PROBLEM: Select, from the material below, each line with "color" in it.

RECORDS SHOWN:
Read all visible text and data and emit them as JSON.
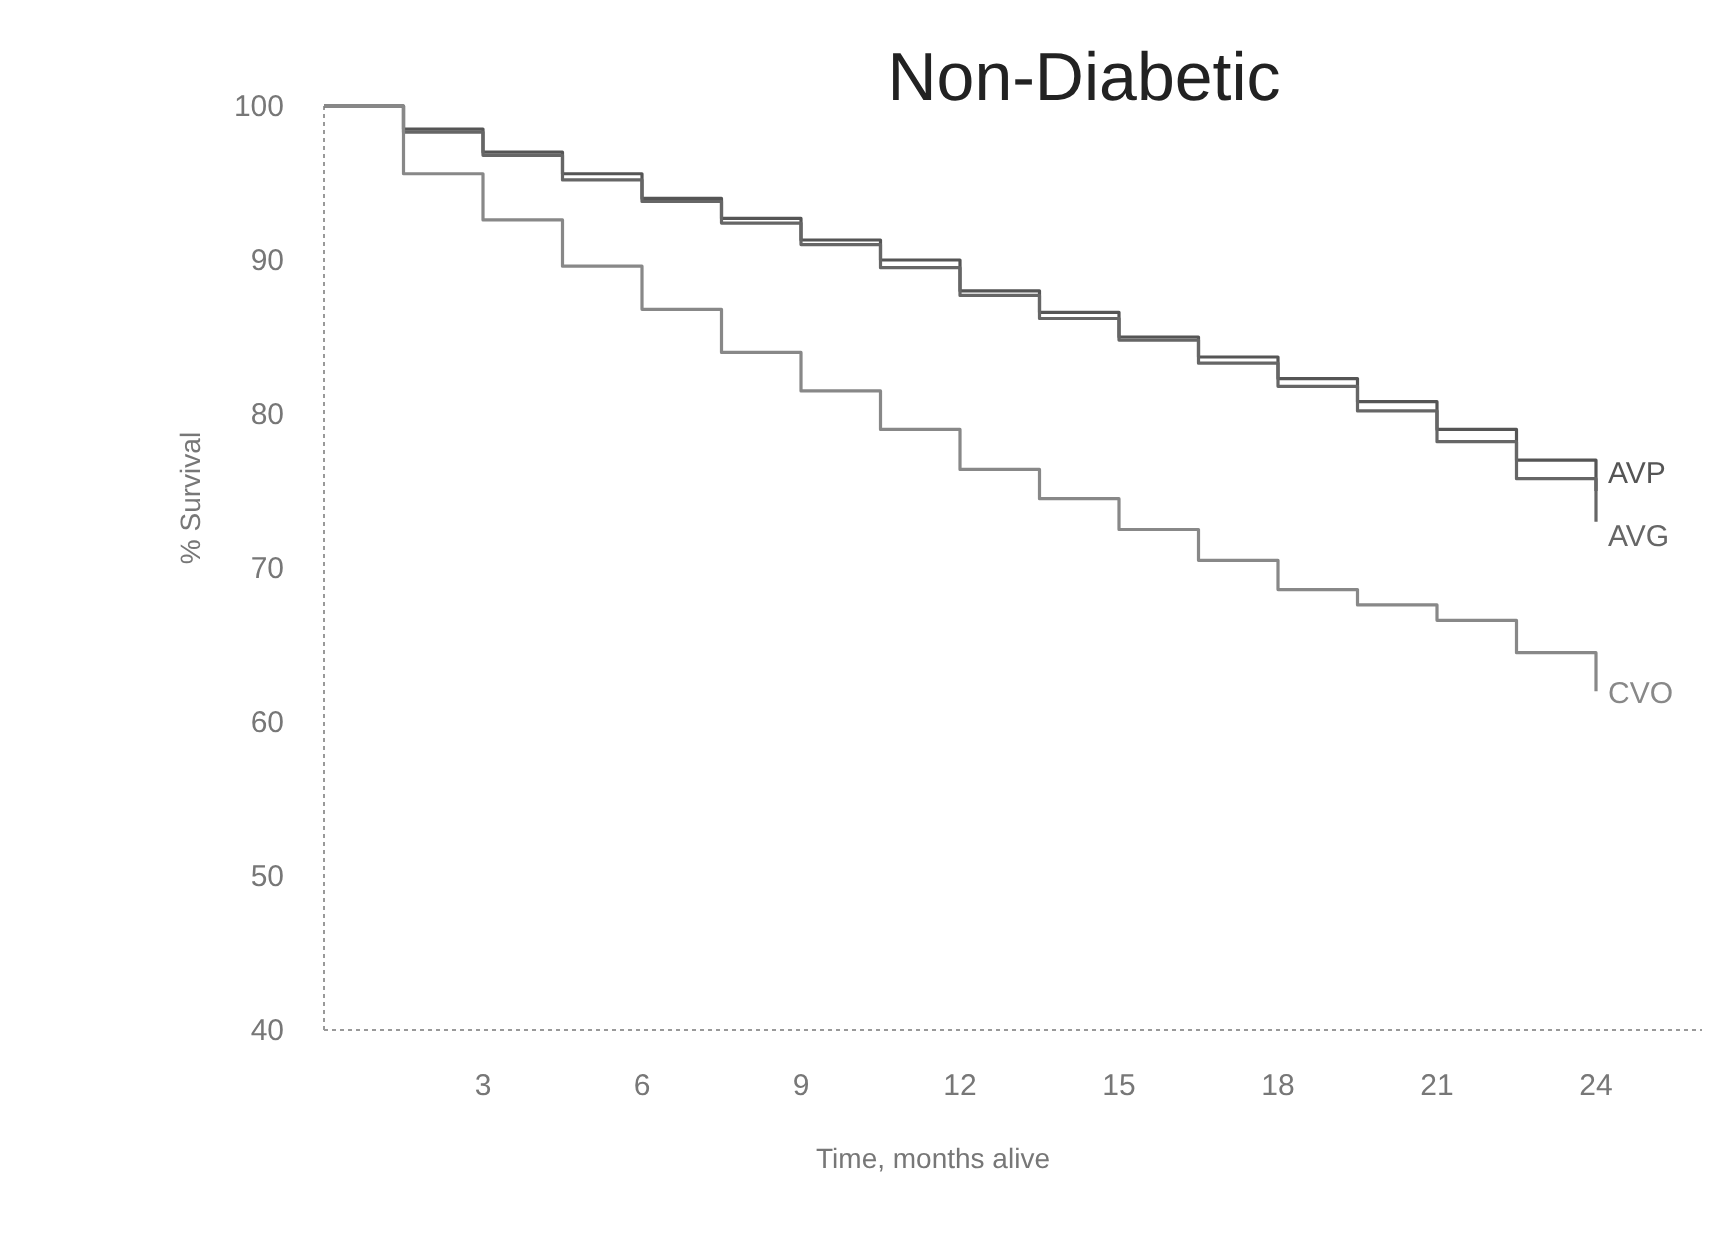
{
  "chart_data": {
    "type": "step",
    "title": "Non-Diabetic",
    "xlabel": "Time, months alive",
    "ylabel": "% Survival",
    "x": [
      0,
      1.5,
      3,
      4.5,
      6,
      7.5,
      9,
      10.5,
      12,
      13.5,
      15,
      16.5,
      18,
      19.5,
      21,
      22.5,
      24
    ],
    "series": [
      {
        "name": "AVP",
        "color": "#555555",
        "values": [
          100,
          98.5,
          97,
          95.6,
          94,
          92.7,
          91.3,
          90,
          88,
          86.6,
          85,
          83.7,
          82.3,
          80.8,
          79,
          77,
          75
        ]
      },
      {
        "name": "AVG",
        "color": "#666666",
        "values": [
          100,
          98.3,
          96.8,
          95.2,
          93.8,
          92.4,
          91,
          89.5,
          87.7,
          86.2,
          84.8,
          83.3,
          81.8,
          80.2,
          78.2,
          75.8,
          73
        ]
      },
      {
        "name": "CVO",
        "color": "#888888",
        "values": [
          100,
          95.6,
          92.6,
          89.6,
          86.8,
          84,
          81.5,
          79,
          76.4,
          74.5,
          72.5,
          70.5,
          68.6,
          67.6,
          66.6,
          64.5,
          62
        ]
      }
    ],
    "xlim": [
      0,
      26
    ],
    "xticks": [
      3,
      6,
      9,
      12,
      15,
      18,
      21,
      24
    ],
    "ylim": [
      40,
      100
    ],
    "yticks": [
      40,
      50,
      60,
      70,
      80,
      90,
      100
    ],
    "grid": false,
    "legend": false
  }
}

==

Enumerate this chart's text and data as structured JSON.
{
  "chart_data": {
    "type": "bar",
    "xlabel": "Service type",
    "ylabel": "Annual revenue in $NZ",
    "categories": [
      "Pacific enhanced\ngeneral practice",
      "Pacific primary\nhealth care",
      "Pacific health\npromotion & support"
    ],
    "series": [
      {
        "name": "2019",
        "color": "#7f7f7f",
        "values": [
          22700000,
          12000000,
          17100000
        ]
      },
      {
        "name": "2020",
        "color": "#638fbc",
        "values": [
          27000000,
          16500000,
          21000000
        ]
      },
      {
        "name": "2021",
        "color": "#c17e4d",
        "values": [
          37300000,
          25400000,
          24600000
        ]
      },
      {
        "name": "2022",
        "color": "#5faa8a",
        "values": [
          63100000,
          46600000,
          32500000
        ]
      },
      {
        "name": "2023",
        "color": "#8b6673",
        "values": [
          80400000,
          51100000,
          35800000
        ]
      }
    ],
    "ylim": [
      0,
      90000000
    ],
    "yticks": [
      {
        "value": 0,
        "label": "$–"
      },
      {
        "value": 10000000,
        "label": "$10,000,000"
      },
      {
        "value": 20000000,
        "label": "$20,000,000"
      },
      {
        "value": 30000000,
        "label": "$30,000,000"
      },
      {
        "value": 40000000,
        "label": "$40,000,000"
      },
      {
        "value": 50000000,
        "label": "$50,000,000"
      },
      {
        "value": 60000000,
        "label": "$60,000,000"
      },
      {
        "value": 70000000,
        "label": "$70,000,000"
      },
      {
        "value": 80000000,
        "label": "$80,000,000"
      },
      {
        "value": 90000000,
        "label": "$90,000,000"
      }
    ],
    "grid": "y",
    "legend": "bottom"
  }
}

TASK OUTPUT:
        "color": "#555555",
        "color": "#666666",
        "color": "#888888",
        "color": "#7f7f7f",
        "color": "#638fbc",
        "color": "#c17e4d",
        "color": "#5faa8a",
        "color": "#8b6673",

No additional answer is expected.